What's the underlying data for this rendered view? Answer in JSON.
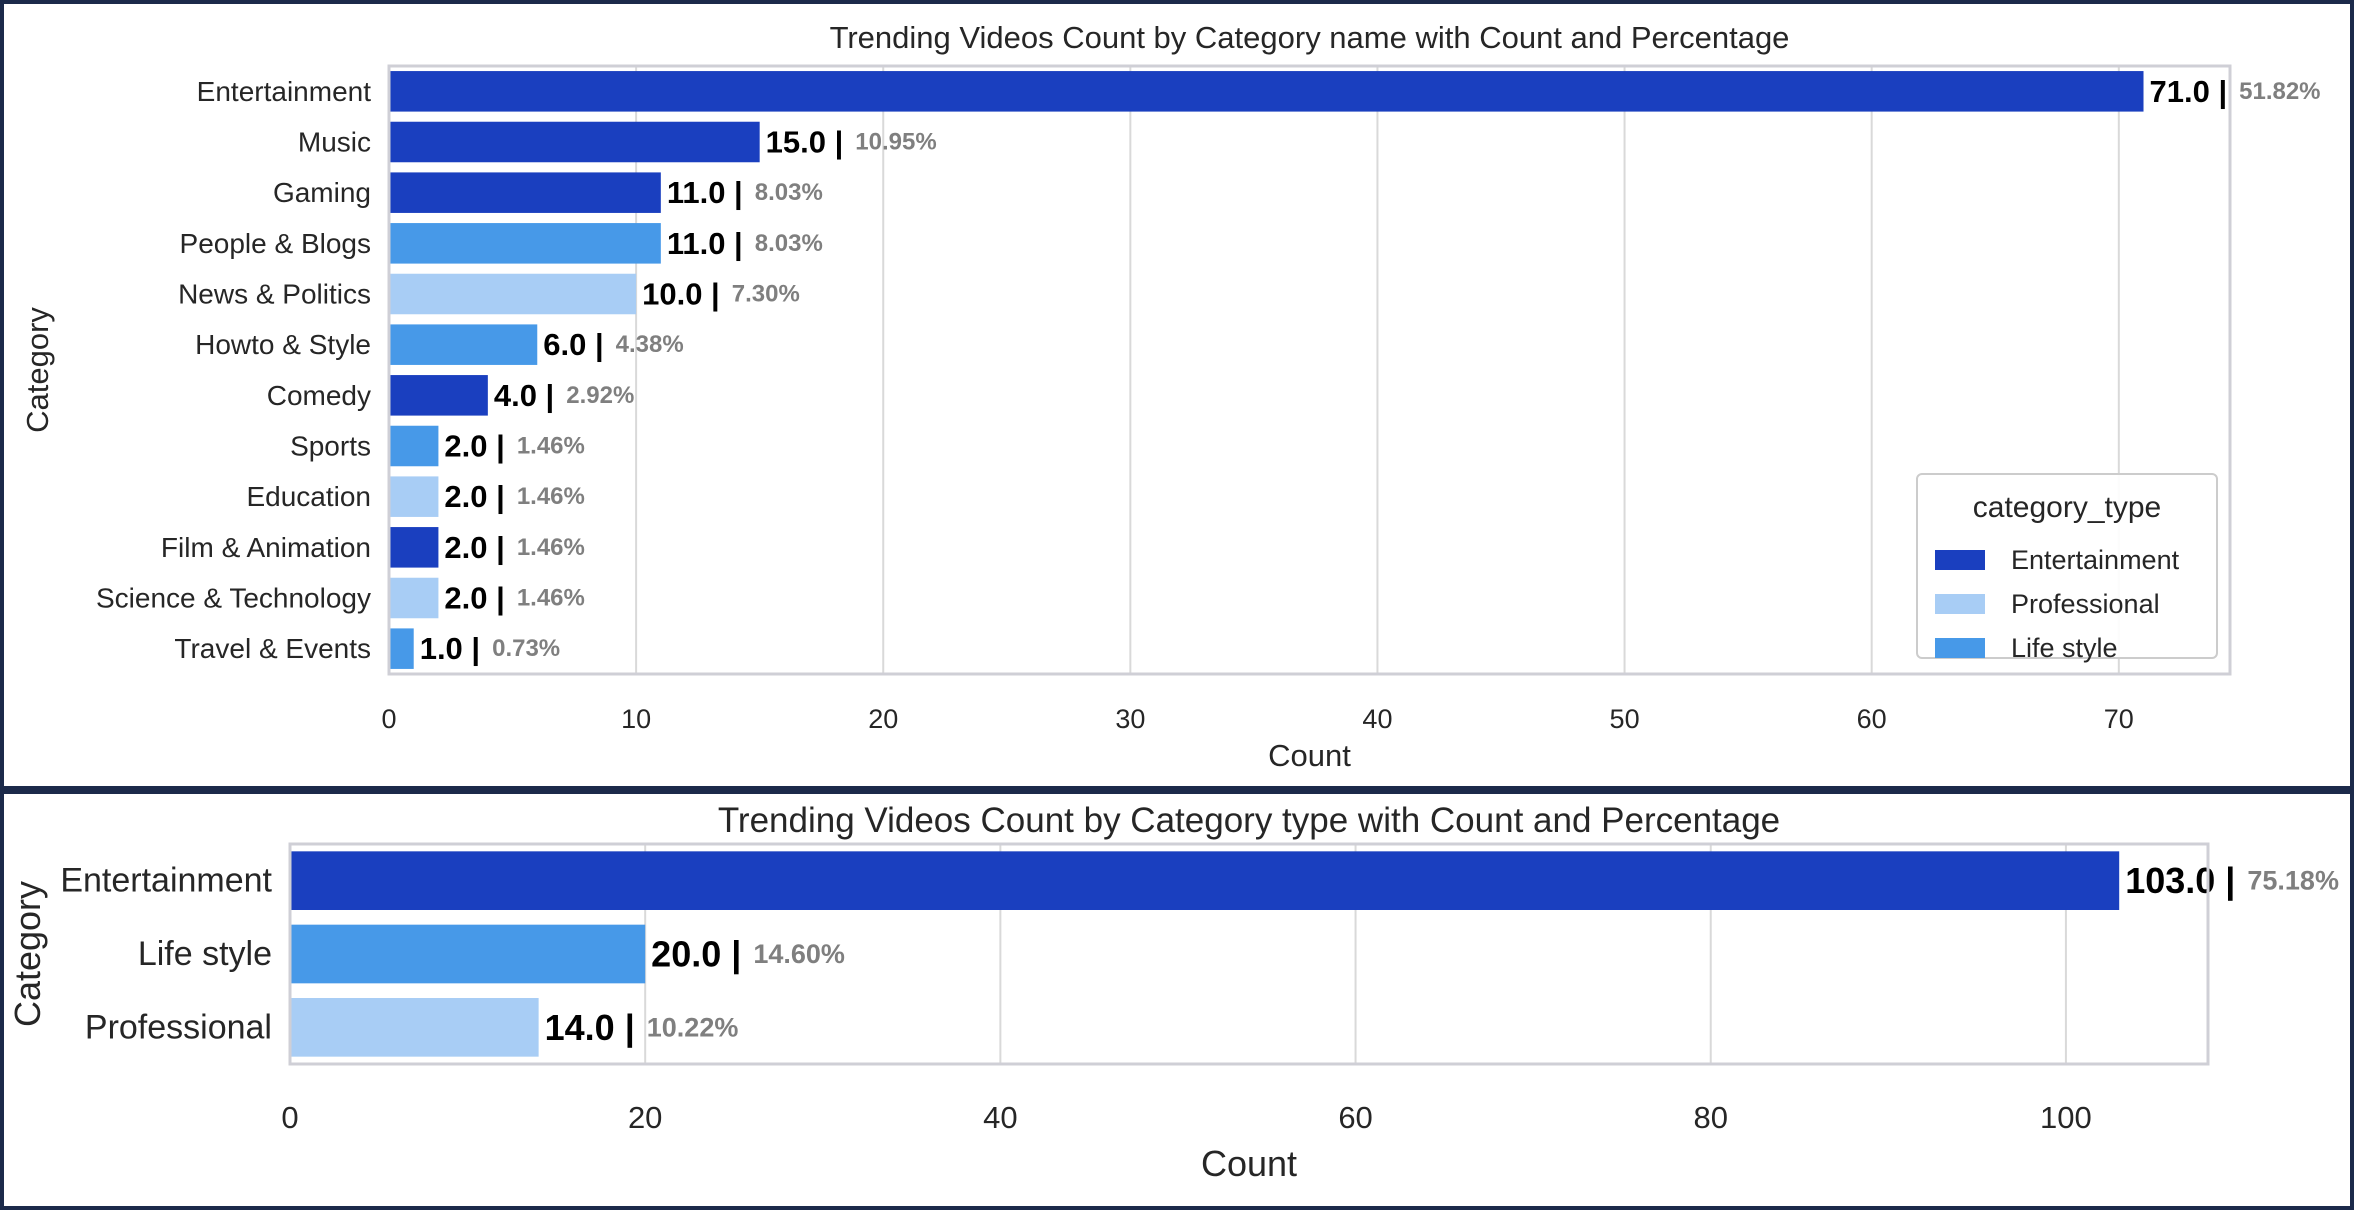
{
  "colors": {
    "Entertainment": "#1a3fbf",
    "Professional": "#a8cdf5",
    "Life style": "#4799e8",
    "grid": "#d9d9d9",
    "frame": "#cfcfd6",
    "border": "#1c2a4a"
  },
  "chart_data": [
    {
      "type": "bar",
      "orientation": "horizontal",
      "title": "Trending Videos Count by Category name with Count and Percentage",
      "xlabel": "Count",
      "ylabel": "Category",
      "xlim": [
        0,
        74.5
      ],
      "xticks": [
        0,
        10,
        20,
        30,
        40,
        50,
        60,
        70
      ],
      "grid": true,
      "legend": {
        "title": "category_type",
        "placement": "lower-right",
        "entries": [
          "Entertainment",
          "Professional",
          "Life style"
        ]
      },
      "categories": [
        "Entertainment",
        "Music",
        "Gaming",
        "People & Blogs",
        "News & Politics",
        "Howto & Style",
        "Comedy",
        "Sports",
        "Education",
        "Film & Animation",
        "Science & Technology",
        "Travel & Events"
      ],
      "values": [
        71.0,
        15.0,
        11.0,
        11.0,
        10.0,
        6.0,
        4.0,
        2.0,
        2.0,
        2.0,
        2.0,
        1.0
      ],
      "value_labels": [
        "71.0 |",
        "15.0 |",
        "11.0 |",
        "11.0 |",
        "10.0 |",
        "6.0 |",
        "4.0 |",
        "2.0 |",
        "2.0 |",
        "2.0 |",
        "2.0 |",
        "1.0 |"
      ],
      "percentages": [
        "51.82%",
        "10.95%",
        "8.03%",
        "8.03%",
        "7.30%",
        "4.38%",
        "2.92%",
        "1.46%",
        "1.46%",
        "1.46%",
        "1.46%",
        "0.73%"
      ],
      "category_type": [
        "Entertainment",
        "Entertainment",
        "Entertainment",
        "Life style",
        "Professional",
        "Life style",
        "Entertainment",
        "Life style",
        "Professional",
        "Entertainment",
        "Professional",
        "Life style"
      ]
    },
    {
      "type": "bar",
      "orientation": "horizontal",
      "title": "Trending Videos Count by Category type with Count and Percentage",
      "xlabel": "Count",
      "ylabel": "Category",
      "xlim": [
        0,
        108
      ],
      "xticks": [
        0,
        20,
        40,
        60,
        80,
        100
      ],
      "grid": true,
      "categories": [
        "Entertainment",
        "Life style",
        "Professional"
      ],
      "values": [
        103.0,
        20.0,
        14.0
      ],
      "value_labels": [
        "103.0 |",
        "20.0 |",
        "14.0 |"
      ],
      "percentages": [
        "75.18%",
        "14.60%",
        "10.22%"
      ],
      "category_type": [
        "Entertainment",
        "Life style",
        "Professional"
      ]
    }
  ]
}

Work instructions - Write out the full set of lines verbatim, without the pictures.

Output below -
What's the underlying data for this rendered view? Answer in JSON.
{
  "colors": {
    "Entertainment": "#1a3fbf",
    "Professional": "#a8cdf5",
    "Life style": "#4799e8",
    "grid": "#d9d9d9",
    "frame": "#cfcfd6",
    "border": "#1c2a4a"
  },
  "chart_data": [
    {
      "type": "bar",
      "orientation": "horizontal",
      "title": "Trending Videos Count by Category name with Count and Percentage",
      "xlabel": "Count",
      "ylabel": "Category",
      "xlim": [
        0,
        74.5
      ],
      "xticks": [
        0,
        10,
        20,
        30,
        40,
        50,
        60,
        70
      ],
      "grid": true,
      "legend": {
        "title": "category_type",
        "placement": "lower-right",
        "entries": [
          "Entertainment",
          "Professional",
          "Life style"
        ]
      },
      "categories": [
        "Entertainment",
        "Music",
        "Gaming",
        "People & Blogs",
        "News & Politics",
        "Howto & Style",
        "Comedy",
        "Sports",
        "Education",
        "Film & Animation",
        "Science & Technology",
        "Travel & Events"
      ],
      "values": [
        71.0,
        15.0,
        11.0,
        11.0,
        10.0,
        6.0,
        4.0,
        2.0,
        2.0,
        2.0,
        2.0,
        1.0
      ],
      "value_labels": [
        "71.0 |",
        "15.0 |",
        "11.0 |",
        "11.0 |",
        "10.0 |",
        "6.0 |",
        "4.0 |",
        "2.0 |",
        "2.0 |",
        "2.0 |",
        "2.0 |",
        "1.0 |"
      ],
      "percentages": [
        "51.82%",
        "10.95%",
        "8.03%",
        "8.03%",
        "7.30%",
        "4.38%",
        "2.92%",
        "1.46%",
        "1.46%",
        "1.46%",
        "1.46%",
        "0.73%"
      ],
      "category_type": [
        "Entertainment",
        "Entertainment",
        "Entertainment",
        "Life style",
        "Professional",
        "Life style",
        "Entertainment",
        "Life style",
        "Professional",
        "Entertainment",
        "Professional",
        "Life style"
      ]
    },
    {
      "type": "bar",
      "orientation": "horizontal",
      "title": "Trending Videos Count by Category type with Count and Percentage",
      "xlabel": "Count",
      "ylabel": "Category",
      "xlim": [
        0,
        108
      ],
      "xticks": [
        0,
        20,
        40,
        60,
        80,
        100
      ],
      "grid": true,
      "categories": [
        "Entertainment",
        "Life style",
        "Professional"
      ],
      "values": [
        103.0,
        20.0,
        14.0
      ],
      "value_labels": [
        "103.0 |",
        "20.0 |",
        "14.0 |"
      ],
      "percentages": [
        "75.18%",
        "14.60%",
        "10.22%"
      ],
      "category_type": [
        "Entertainment",
        "Life style",
        "Professional"
      ]
    }
  ]
}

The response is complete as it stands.